■ Your objective: Copy all lines holding the word "Капитальные" from the entries.

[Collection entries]

○ ○ ○

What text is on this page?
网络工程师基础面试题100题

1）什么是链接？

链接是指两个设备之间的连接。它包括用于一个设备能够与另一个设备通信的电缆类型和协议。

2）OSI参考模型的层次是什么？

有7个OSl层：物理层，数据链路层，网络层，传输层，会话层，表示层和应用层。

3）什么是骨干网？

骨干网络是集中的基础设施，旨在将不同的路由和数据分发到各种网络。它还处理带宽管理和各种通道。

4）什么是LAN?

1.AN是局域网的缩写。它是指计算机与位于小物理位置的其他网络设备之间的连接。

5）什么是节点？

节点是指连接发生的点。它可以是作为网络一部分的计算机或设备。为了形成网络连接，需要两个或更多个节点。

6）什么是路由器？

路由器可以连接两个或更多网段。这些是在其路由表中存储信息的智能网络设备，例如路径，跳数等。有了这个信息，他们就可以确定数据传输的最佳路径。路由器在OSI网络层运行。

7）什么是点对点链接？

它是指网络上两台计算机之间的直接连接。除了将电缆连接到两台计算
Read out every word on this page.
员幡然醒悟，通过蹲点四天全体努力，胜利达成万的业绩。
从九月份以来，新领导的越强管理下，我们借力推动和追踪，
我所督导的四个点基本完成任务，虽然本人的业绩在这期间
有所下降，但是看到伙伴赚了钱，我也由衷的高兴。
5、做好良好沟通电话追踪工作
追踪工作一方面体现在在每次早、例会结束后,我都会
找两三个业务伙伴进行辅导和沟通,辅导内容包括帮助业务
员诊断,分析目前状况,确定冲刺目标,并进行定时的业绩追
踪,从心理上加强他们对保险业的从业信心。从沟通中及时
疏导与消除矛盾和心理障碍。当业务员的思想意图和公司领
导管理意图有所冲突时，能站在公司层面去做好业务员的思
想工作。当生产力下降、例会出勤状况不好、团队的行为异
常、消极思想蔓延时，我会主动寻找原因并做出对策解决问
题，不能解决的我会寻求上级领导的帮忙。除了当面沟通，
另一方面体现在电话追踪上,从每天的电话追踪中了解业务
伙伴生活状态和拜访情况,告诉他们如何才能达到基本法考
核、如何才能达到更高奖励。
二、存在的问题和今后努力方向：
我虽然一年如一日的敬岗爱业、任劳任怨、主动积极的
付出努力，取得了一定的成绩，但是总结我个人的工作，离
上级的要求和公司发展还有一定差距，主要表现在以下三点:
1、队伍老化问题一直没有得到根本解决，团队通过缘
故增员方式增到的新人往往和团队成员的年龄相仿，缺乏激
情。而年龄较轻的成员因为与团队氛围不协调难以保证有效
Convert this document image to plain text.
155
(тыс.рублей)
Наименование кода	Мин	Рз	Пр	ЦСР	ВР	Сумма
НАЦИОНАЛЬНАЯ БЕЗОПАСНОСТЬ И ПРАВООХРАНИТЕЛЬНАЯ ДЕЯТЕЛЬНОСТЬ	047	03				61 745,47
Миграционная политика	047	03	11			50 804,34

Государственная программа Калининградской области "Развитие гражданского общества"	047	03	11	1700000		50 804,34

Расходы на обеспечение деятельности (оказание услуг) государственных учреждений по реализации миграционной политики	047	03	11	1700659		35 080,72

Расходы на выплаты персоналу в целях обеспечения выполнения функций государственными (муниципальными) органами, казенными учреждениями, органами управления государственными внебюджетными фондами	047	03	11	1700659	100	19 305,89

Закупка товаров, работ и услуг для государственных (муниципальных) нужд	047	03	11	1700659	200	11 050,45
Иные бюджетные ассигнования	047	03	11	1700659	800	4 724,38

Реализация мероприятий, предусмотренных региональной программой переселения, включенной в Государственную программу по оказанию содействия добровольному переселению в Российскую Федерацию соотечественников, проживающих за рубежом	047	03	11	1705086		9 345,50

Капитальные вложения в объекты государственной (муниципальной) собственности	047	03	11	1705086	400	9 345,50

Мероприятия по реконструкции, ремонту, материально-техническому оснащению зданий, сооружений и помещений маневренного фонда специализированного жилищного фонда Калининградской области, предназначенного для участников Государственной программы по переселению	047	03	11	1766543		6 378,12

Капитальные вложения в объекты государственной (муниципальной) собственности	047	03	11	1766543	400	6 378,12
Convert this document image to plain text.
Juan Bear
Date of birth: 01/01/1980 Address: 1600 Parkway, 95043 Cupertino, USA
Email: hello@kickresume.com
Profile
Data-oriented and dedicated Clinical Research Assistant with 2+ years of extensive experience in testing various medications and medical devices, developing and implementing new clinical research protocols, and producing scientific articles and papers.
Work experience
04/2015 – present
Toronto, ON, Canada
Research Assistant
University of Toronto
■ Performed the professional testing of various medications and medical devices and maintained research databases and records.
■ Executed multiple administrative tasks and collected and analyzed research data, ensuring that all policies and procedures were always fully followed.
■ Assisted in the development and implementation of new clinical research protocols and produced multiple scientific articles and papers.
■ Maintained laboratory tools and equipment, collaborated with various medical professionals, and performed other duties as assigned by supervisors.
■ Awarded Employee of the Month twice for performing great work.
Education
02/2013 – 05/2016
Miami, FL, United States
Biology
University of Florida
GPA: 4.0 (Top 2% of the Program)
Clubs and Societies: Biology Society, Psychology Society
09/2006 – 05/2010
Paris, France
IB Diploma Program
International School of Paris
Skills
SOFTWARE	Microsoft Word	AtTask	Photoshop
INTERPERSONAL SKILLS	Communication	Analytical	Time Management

○ ○ ○

■ Written answer:
Капитальные вложения в объекты государственной (муниципальной) собственности	047	03	11	1705086	400	9 345,50
Капитальные вложения в объекты государственной (муниципальной) собственности	047	03	11	1766543	400	6 378,12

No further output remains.